◆ **What is expected**
Reproduce the records verbatim, everything from the start down to the line containing "hamburger-bar xyxy=(267,17,285,19)", with both ends included.

* Begin *

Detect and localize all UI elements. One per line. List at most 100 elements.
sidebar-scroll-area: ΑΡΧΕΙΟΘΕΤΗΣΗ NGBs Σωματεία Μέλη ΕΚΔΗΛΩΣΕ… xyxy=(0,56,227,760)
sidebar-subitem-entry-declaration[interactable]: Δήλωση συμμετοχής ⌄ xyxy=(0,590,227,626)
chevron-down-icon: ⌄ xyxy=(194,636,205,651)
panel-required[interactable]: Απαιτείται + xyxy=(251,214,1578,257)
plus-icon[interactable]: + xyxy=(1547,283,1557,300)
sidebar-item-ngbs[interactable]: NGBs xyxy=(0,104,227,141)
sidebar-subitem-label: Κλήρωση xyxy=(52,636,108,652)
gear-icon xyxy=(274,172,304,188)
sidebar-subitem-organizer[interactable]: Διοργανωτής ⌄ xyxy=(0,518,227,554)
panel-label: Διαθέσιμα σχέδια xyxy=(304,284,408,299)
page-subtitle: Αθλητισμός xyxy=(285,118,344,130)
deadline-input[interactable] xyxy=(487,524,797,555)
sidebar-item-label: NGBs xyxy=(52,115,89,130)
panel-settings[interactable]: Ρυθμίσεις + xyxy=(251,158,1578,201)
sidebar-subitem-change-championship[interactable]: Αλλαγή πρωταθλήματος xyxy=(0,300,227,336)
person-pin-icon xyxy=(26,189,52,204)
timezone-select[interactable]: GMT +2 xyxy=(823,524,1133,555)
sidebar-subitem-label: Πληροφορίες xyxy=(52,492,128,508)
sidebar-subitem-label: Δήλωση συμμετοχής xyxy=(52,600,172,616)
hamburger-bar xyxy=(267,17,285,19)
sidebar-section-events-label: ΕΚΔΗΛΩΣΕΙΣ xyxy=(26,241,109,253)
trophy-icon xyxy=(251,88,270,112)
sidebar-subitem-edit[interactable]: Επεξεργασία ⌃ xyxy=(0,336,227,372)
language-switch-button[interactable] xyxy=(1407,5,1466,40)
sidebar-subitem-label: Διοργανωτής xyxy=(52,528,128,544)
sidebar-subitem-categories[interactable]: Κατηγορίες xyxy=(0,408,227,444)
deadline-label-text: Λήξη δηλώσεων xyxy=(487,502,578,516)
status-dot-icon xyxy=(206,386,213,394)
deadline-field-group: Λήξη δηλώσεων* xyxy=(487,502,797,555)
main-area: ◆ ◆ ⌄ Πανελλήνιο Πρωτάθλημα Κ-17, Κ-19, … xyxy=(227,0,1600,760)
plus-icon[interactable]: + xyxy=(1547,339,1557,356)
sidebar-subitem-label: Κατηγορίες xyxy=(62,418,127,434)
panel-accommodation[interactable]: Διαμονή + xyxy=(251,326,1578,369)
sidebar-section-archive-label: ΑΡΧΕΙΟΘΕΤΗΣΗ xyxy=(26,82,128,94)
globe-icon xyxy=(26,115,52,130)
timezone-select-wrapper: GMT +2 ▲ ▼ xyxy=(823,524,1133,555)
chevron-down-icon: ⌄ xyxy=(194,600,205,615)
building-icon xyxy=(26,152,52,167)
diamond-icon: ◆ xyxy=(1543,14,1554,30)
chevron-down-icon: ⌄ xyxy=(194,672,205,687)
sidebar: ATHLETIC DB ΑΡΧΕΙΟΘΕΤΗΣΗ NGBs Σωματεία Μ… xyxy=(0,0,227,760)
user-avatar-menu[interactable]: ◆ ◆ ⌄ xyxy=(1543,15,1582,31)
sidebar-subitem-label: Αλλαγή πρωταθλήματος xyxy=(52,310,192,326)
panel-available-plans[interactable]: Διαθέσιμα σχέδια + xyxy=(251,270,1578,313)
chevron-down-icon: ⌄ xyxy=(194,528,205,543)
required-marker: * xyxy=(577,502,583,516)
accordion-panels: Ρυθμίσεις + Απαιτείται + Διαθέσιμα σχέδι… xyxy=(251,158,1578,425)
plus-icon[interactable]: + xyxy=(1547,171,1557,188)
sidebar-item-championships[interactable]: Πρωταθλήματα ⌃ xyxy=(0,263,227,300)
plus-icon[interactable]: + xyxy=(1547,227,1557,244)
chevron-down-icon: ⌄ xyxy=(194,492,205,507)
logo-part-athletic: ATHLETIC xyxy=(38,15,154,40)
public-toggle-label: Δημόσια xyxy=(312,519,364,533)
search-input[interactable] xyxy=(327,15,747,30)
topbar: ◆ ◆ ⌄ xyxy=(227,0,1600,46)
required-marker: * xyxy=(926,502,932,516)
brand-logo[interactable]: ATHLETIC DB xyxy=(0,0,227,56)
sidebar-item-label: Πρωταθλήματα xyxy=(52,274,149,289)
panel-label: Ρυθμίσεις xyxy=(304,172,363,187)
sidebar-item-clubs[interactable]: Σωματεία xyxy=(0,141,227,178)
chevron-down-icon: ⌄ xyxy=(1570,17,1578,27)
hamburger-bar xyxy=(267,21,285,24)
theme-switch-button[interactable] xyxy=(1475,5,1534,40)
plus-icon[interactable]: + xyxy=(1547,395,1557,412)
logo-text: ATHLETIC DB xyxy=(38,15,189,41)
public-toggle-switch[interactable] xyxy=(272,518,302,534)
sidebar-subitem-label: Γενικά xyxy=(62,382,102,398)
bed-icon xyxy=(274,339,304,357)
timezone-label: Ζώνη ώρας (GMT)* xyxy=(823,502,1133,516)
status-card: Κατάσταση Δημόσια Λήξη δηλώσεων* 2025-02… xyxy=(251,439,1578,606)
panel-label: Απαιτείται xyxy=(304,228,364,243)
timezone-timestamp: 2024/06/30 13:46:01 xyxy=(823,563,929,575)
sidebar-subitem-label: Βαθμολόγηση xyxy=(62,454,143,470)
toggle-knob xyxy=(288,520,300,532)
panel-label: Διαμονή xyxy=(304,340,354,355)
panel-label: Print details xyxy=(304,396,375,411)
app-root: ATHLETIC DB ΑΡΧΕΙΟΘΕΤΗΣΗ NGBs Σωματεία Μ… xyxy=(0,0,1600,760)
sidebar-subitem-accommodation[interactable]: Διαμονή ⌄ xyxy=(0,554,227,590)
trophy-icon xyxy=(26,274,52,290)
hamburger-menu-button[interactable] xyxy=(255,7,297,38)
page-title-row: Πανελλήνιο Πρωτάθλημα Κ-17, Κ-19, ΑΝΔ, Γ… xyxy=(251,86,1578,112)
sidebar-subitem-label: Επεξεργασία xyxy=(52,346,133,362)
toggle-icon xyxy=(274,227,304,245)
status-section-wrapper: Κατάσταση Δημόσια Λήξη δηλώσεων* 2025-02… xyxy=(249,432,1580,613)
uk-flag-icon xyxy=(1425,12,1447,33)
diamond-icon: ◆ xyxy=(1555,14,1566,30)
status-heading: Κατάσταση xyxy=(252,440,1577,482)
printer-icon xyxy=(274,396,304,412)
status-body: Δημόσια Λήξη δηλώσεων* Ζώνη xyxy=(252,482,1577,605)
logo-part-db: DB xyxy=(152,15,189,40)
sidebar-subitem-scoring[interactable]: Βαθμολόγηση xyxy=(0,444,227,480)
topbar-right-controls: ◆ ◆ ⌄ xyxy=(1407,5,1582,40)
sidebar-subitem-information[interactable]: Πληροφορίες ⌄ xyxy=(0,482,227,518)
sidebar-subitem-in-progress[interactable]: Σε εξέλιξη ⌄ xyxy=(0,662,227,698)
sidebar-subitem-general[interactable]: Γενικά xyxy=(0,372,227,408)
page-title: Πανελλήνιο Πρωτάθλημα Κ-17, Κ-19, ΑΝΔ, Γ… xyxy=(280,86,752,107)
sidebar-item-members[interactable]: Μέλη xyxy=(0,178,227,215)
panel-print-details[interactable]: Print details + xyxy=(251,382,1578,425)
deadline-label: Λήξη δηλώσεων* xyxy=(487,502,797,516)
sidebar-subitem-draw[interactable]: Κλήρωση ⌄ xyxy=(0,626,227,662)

* End *

◆ **Completed exercise**
Detect and localize all UI elements. One per line. List at most 100 elements.
sidebar-scroll-area: ΑΡΧΕΙΟΘΕΤΗΣΗ NGBs Σωματεία Μέλη ΕΚΔΗΛΩΣΕ… xyxy=(0,56,227,760)
sidebar-subitem-entry-declaration[interactable]: Δήλωση συμμετοχής ⌄ xyxy=(0,590,227,626)
chevron-down-icon: ⌄ xyxy=(194,636,205,651)
panel-required[interactable]: Απαιτείται + xyxy=(251,214,1578,257)
plus-icon[interactable]: + xyxy=(1547,283,1557,300)
sidebar-item-ngbs[interactable]: NGBs xyxy=(0,104,227,141)
sidebar-subitem-label: Κλήρωση xyxy=(52,636,108,652)
gear-icon xyxy=(274,172,304,188)
sidebar-subitem-organizer[interactable]: Διοργανωτής ⌄ xyxy=(0,518,227,554)
panel-label: Διαθέσιμα σχέδια xyxy=(304,284,408,299)
page-subtitle: Αθλητισμός xyxy=(285,118,344,130)
deadline-input[interactable] xyxy=(487,524,797,555)
sidebar-item-label: NGBs xyxy=(52,115,89,130)
panel-settings[interactable]: Ρυθμίσεις + xyxy=(251,158,1578,201)
sidebar-subitem-change-championship[interactable]: Αλλαγή πρωταθλήματος xyxy=(0,300,227,336)
person-pin-icon xyxy=(26,189,52,204)
timezone-select[interactable]: GMT +2 xyxy=(823,524,1133,555)
sidebar-subitem-label: Πληροφορίες xyxy=(52,492,128,508)
sidebar-subitem-label: Δήλωση συμμετοχής xyxy=(52,600,172,616)
hamburger-bar xyxy=(267,17,285,19)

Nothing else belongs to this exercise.